┌──

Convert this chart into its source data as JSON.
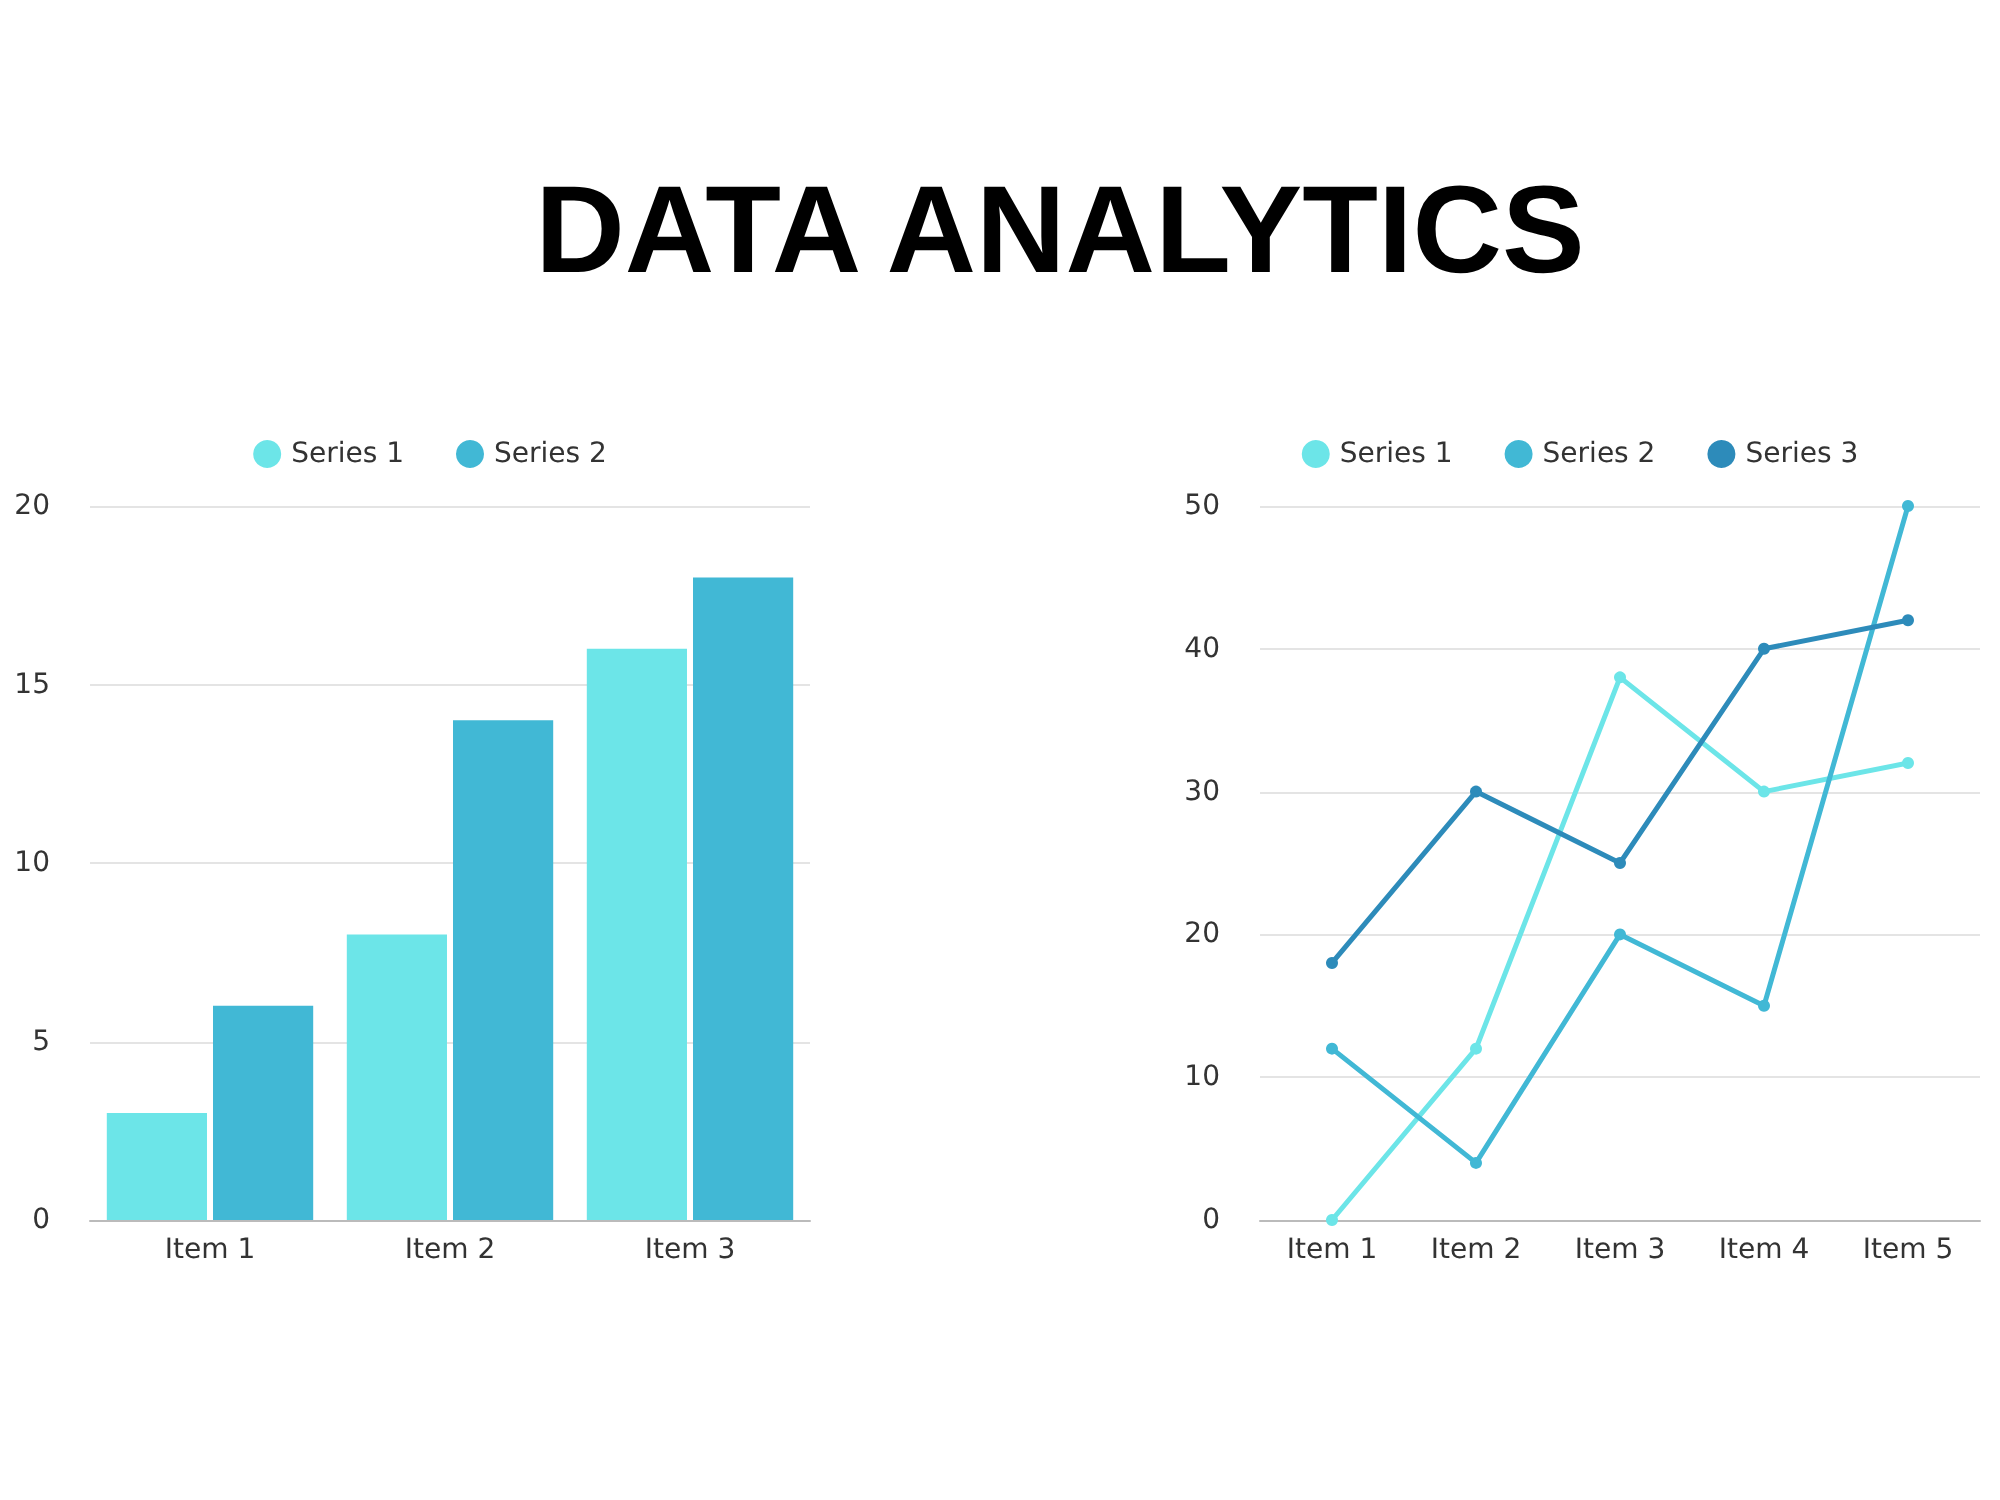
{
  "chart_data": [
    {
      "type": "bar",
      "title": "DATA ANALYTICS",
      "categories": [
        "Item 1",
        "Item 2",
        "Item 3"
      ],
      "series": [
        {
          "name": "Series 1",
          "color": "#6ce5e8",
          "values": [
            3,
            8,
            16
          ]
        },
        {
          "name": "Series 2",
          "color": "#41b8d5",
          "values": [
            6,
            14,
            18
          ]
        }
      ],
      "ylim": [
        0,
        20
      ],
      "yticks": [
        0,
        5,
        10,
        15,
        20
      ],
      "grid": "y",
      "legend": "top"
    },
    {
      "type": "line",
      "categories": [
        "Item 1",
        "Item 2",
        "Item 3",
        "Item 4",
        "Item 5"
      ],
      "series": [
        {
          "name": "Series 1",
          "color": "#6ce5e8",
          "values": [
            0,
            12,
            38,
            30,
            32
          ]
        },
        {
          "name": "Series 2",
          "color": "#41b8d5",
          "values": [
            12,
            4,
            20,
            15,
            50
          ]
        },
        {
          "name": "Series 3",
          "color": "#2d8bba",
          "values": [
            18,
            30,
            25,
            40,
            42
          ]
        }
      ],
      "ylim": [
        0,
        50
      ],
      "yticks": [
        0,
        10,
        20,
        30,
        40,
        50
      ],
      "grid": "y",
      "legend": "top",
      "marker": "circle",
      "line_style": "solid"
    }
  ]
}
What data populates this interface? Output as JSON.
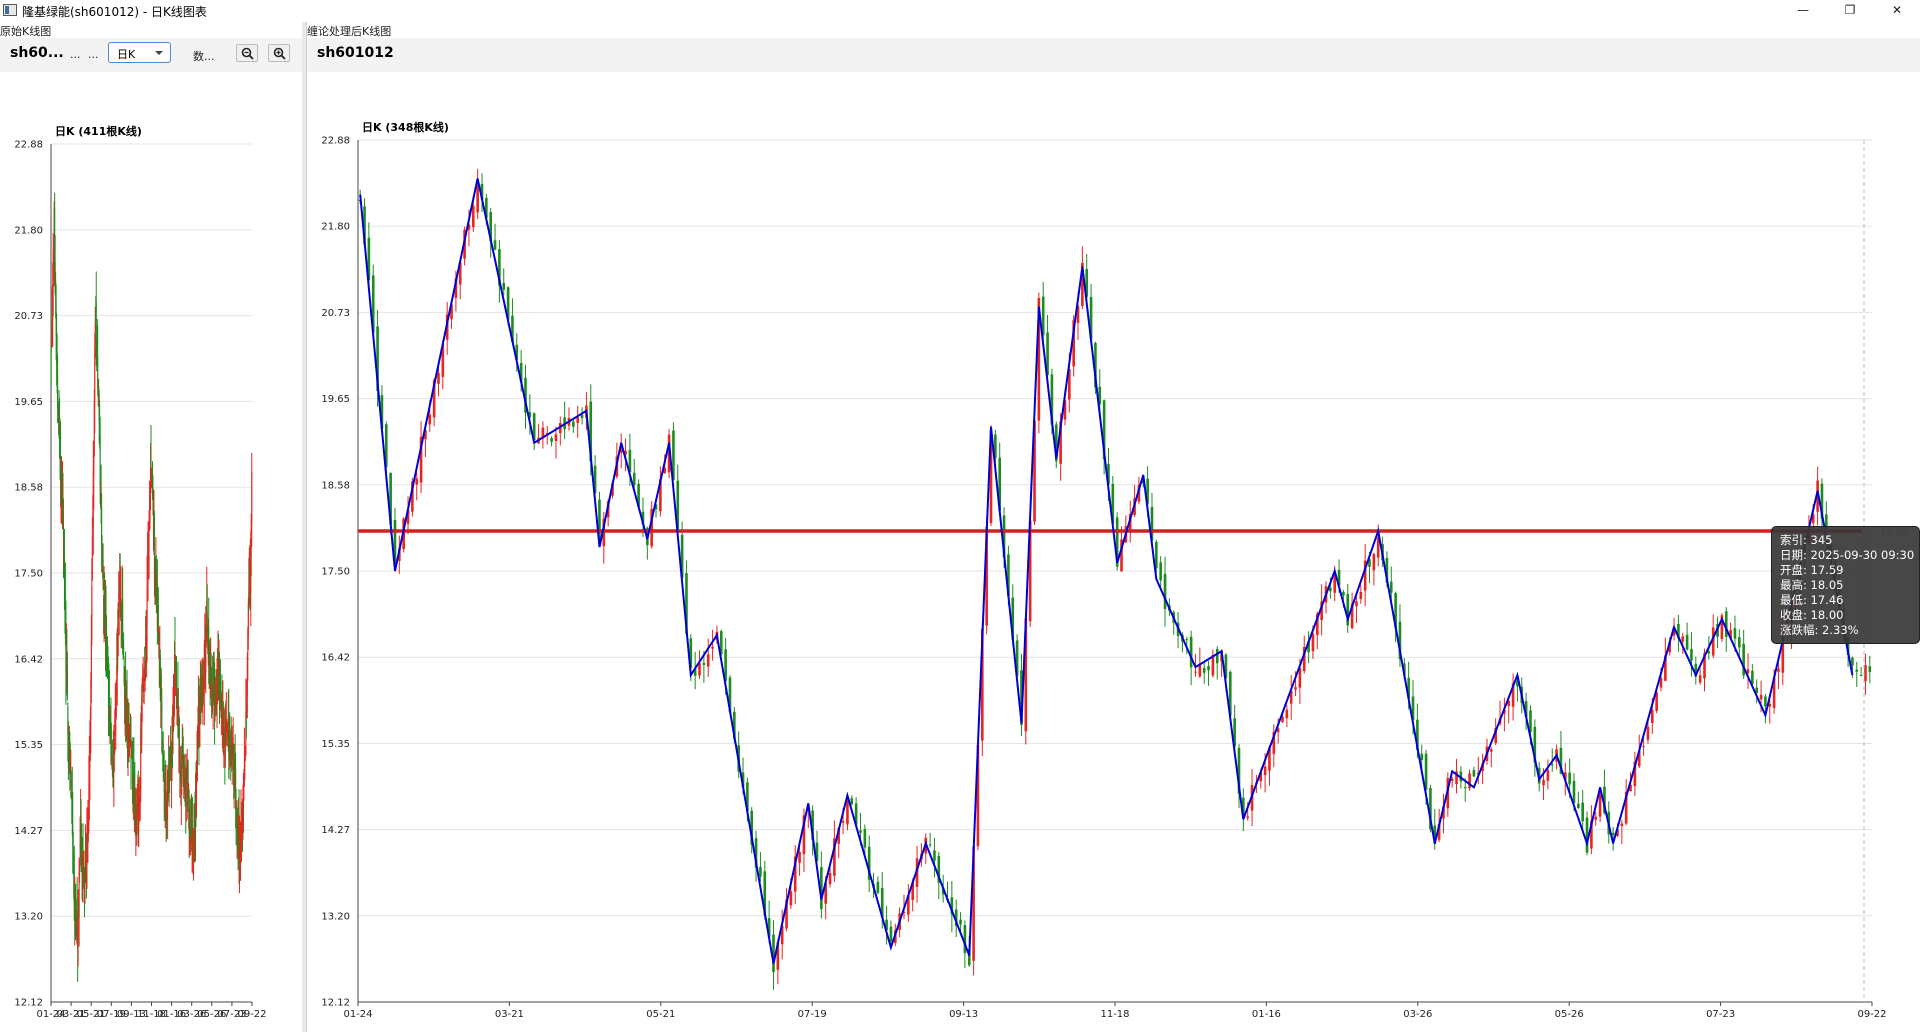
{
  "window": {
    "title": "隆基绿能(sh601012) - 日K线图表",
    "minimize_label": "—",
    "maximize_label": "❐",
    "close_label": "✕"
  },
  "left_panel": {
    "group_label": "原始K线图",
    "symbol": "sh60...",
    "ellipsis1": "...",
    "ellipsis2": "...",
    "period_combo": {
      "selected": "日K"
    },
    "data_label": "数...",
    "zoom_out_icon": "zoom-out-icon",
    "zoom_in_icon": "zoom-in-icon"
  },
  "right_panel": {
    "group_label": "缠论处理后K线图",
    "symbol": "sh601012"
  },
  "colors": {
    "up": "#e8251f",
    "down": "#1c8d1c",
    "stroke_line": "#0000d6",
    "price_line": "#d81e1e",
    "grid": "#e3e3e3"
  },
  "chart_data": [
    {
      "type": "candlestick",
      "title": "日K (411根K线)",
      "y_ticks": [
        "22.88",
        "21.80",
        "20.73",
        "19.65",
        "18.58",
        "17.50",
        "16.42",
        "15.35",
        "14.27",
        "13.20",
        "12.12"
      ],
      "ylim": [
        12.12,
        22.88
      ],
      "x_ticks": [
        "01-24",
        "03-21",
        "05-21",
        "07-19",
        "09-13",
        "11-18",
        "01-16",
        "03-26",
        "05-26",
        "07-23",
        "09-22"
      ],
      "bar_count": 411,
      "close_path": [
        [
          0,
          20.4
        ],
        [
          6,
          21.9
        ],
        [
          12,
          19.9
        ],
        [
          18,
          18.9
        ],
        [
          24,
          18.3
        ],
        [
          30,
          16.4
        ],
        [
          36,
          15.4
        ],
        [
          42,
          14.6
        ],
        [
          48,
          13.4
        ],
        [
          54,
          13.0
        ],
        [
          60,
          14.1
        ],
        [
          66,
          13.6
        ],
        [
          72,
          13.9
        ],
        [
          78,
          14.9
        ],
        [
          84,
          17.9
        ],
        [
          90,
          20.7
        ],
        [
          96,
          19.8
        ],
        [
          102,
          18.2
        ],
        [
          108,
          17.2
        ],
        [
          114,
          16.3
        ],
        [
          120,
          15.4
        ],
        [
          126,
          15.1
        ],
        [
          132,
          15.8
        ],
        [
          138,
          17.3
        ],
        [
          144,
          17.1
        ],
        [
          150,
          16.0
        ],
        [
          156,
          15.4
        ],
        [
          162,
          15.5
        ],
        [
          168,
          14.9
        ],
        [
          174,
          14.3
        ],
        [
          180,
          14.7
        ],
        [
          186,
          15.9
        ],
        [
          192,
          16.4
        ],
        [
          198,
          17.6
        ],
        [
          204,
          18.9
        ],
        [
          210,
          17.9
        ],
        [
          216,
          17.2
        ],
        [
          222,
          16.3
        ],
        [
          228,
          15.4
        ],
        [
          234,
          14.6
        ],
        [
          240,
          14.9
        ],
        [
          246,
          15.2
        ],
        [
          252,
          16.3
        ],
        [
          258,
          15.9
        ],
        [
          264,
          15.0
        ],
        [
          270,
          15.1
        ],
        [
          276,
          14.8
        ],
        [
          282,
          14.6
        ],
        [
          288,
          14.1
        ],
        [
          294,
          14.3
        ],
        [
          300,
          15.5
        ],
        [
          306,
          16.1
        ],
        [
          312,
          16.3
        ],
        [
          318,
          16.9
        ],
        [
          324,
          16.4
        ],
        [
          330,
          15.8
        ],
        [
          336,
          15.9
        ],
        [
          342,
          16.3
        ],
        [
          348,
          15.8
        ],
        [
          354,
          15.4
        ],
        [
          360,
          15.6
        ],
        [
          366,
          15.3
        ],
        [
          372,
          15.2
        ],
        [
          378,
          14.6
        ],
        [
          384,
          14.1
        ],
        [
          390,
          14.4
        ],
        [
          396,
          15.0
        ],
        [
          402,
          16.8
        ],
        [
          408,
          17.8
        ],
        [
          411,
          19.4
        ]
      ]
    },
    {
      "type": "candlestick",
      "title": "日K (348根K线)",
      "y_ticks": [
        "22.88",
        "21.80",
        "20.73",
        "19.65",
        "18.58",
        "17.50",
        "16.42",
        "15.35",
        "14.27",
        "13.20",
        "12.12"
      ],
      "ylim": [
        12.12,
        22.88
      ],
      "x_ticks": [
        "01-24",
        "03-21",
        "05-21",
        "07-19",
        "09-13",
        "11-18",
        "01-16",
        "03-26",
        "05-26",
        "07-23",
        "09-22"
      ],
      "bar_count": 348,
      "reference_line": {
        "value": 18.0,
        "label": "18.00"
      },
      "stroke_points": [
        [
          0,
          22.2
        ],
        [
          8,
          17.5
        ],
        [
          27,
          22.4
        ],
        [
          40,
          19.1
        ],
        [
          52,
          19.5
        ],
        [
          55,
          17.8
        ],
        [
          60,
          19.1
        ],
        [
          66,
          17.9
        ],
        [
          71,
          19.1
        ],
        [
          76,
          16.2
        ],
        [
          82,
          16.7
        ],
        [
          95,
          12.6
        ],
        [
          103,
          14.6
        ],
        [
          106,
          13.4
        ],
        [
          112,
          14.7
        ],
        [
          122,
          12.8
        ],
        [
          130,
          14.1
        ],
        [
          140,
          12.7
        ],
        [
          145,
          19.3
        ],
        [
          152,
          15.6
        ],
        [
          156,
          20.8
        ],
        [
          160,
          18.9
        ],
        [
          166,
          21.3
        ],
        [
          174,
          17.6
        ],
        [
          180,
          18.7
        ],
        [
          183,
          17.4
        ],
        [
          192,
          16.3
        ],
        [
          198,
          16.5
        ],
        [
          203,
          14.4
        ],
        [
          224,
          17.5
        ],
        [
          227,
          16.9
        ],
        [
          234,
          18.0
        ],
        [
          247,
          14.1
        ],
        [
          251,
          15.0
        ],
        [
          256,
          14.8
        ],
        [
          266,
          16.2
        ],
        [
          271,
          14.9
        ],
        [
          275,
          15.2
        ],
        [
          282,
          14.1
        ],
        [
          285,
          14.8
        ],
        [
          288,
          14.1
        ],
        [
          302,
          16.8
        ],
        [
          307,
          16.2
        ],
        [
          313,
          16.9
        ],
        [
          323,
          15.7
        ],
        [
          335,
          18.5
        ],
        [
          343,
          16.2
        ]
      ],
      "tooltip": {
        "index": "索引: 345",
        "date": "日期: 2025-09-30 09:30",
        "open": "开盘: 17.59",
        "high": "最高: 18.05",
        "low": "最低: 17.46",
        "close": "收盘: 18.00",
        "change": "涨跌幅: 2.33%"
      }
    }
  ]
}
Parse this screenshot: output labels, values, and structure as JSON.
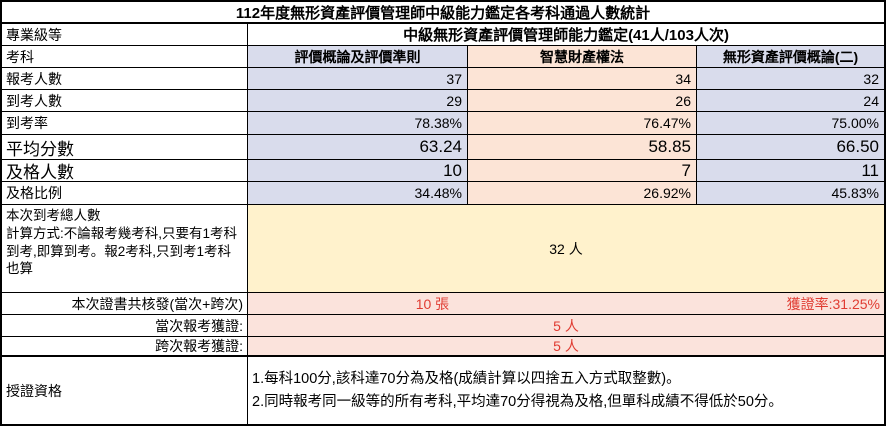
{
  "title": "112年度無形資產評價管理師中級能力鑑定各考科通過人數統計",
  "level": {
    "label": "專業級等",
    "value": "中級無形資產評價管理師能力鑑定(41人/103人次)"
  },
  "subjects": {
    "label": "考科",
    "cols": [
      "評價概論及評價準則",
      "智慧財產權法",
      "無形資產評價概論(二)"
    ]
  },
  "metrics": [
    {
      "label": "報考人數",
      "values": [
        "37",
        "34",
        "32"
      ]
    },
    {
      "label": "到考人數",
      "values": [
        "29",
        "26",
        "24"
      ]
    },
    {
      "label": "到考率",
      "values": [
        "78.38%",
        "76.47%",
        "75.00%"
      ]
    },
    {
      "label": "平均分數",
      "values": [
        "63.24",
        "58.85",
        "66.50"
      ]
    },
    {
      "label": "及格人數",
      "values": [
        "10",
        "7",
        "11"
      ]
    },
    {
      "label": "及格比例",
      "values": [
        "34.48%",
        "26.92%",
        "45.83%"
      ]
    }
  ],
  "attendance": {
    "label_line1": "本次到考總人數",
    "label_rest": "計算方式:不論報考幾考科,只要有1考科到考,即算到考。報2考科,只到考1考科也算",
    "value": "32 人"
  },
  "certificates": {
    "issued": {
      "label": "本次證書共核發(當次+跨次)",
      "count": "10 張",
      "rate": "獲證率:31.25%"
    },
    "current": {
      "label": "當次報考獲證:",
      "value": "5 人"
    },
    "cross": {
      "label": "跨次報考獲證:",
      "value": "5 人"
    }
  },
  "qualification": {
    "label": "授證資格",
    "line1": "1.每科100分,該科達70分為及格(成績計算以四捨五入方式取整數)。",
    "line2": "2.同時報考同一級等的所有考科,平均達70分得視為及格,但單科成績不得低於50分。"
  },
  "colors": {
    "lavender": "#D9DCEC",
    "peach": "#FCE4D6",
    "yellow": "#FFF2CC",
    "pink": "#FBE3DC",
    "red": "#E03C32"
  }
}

└──

### [What to produce]
For each line in the data above that contains the string "Item", extract the line.

### [Output for this exercise]
        "Item 1",
        "Item 2",
        "Item 3"
        "Item 1",
        "Item 2",
        "Item 3",
        "Item 4",
        "Item 5"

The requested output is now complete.